(Dataset entries on figures)
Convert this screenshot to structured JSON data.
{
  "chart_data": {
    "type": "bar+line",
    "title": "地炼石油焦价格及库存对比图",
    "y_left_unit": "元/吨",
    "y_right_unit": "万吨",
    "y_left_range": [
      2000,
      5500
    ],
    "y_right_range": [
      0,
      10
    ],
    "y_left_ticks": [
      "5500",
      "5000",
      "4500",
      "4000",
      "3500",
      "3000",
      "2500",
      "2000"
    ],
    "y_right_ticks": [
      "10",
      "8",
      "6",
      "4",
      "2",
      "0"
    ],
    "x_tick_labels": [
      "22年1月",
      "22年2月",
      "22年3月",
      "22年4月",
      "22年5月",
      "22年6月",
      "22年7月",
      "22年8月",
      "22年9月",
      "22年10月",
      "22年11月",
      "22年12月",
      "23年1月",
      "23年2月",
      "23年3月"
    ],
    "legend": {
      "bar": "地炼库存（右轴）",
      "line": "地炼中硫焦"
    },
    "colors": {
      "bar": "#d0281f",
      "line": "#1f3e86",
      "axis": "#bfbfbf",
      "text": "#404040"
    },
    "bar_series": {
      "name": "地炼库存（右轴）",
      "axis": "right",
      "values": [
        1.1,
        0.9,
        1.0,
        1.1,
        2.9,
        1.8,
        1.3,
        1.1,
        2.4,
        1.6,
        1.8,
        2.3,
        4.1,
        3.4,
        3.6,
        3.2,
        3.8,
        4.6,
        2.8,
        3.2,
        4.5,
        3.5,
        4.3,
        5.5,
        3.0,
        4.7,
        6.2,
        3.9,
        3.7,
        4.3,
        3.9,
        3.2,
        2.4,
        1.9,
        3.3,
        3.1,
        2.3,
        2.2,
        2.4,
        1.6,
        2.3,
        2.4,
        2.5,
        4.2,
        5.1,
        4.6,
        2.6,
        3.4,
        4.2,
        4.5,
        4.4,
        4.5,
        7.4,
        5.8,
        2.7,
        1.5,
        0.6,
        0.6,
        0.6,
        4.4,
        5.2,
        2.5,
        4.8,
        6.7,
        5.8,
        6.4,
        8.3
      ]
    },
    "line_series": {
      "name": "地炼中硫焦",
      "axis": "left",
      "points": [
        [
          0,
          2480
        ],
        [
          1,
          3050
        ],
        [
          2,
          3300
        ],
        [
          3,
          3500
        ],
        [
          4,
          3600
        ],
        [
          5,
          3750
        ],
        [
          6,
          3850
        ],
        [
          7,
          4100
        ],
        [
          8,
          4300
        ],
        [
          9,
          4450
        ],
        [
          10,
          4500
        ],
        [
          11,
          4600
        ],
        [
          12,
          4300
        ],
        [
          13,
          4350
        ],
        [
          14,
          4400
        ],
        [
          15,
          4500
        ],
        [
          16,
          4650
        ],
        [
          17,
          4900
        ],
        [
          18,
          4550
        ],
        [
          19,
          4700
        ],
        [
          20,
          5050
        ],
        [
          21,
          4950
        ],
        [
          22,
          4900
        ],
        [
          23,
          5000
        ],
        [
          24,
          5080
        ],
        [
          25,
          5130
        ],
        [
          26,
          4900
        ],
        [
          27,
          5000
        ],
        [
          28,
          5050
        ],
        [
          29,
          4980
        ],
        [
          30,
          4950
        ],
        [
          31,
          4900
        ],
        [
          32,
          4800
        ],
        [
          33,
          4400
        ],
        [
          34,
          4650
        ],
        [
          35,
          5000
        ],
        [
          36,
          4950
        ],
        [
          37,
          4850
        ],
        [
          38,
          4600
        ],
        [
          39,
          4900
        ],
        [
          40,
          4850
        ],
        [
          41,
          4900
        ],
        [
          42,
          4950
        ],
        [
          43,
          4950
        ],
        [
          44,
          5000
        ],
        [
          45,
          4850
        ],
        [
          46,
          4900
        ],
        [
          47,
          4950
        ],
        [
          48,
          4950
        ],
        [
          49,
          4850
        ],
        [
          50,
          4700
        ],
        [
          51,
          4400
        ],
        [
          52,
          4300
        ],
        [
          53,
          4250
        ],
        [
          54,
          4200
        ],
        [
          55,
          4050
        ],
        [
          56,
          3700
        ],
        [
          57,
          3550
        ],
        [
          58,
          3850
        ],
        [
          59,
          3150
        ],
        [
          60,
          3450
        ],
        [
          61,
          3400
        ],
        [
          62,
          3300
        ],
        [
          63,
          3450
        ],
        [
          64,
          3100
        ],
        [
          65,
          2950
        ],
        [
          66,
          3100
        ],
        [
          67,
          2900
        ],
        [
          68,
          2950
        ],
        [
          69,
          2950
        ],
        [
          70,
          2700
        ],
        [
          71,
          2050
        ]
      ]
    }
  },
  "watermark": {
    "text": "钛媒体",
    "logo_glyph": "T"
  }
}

* Work to complete: Extract each line from the listing above, please, and repeat it exactly.

* Full solution:
Convert this screenshot to structured JSON data.
{
  "chart_data": {
    "type": "bar+line",
    "title": "地炼石油焦价格及库存对比图",
    "y_left_unit": "元/吨",
    "y_right_unit": "万吨",
    "y_left_range": [
      2000,
      5500
    ],
    "y_right_range": [
      0,
      10
    ],
    "y_left_ticks": [
      "5500",
      "5000",
      "4500",
      "4000",
      "3500",
      "3000",
      "2500",
      "2000"
    ],
    "y_right_ticks": [
      "10",
      "8",
      "6",
      "4",
      "2",
      "0"
    ],
    "x_tick_labels": [
      "22年1月",
      "22年2月",
      "22年3月",
      "22年4月",
      "22年5月",
      "22年6月",
      "22年7月",
      "22年8月",
      "22年9月",
      "22年10月",
      "22年11月",
      "22年12月",
      "23年1月",
      "23年2月",
      "23年3月"
    ],
    "legend": {
      "bar": "地炼库存（右轴）",
      "line": "地炼中硫焦"
    },
    "colors": {
      "bar": "#d0281f",
      "line": "#1f3e86",
      "axis": "#bfbfbf",
      "text": "#404040"
    },
    "bar_series": {
      "name": "地炼库存（右轴）",
      "axis": "right",
      "values": [
        1.1,
        0.9,
        1.0,
        1.1,
        2.9,
        1.8,
        1.3,
        1.1,
        2.4,
        1.6,
        1.8,
        2.3,
        4.1,
        3.4,
        3.6,
        3.2,
        3.8,
        4.6,
        2.8,
        3.2,
        4.5,
        3.5,
        4.3,
        5.5,
        3.0,
        4.7,
        6.2,
        3.9,
        3.7,
        4.3,
        3.9,
        3.2,
        2.4,
        1.9,
        3.3,
        3.1,
        2.3,
        2.2,
        2.4,
        1.6,
        2.3,
        2.4,
        2.5,
        4.2,
        5.1,
        4.6,
        2.6,
        3.4,
        4.2,
        4.5,
        4.4,
        4.5,
        7.4,
        5.8,
        2.7,
        1.5,
        0.6,
        0.6,
        0.6,
        4.4,
        5.2,
        2.5,
        4.8,
        6.7,
        5.8,
        6.4,
        8.3
      ]
    },
    "line_series": {
      "name": "地炼中硫焦",
      "axis": "left",
      "points": [
        [
          0,
          2480
        ],
        [
          1,
          3050
        ],
        [
          2,
          3300
        ],
        [
          3,
          3500
        ],
        [
          4,
          3600
        ],
        [
          5,
          3750
        ],
        [
          6,
          3850
        ],
        [
          7,
          4100
        ],
        [
          8,
          4300
        ],
        [
          9,
          4450
        ],
        [
          10,
          4500
        ],
        [
          11,
          4600
        ],
        [
          12,
          4300
        ],
        [
          13,
          4350
        ],
        [
          14,
          4400
        ],
        [
          15,
          4500
        ],
        [
          16,
          4650
        ],
        [
          17,
          4900
        ],
        [
          18,
          4550
        ],
        [
          19,
          4700
        ],
        [
          20,
          5050
        ],
        [
          21,
          4950
        ],
        [
          22,
          4900
        ],
        [
          23,
          5000
        ],
        [
          24,
          5080
        ],
        [
          25,
          5130
        ],
        [
          26,
          4900
        ],
        [
          27,
          5000
        ],
        [
          28,
          5050
        ],
        [
          29,
          4980
        ],
        [
          30,
          4950
        ],
        [
          31,
          4900
        ],
        [
          32,
          4800
        ],
        [
          33,
          4400
        ],
        [
          34,
          4650
        ],
        [
          35,
          5000
        ],
        [
          36,
          4950
        ],
        [
          37,
          4850
        ],
        [
          38,
          4600
        ],
        [
          39,
          4900
        ],
        [
          40,
          4850
        ],
        [
          41,
          4900
        ],
        [
          42,
          4950
        ],
        [
          43,
          4950
        ],
        [
          44,
          5000
        ],
        [
          45,
          4850
        ],
        [
          46,
          4900
        ],
        [
          47,
          4950
        ],
        [
          48,
          4950
        ],
        [
          49,
          4850
        ],
        [
          50,
          4700
        ],
        [
          51,
          4400
        ],
        [
          52,
          4300
        ],
        [
          53,
          4250
        ],
        [
          54,
          4200
        ],
        [
          55,
          4050
        ],
        [
          56,
          3700
        ],
        [
          57,
          3550
        ],
        [
          58,
          3850
        ],
        [
          59,
          3150
        ],
        [
          60,
          3450
        ],
        [
          61,
          3400
        ],
        [
          62,
          3300
        ],
        [
          63,
          3450
        ],
        [
          64,
          3100
        ],
        [
          65,
          2950
        ],
        [
          66,
          3100
        ],
        [
          67,
          2900
        ],
        [
          68,
          2950
        ],
        [
          69,
          2950
        ],
        [
          70,
          2700
        ],
        [
          71,
          2050
        ]
      ]
    }
  },
  "watermark": {
    "text": "钛媒体",
    "logo_glyph": "T"
  }
}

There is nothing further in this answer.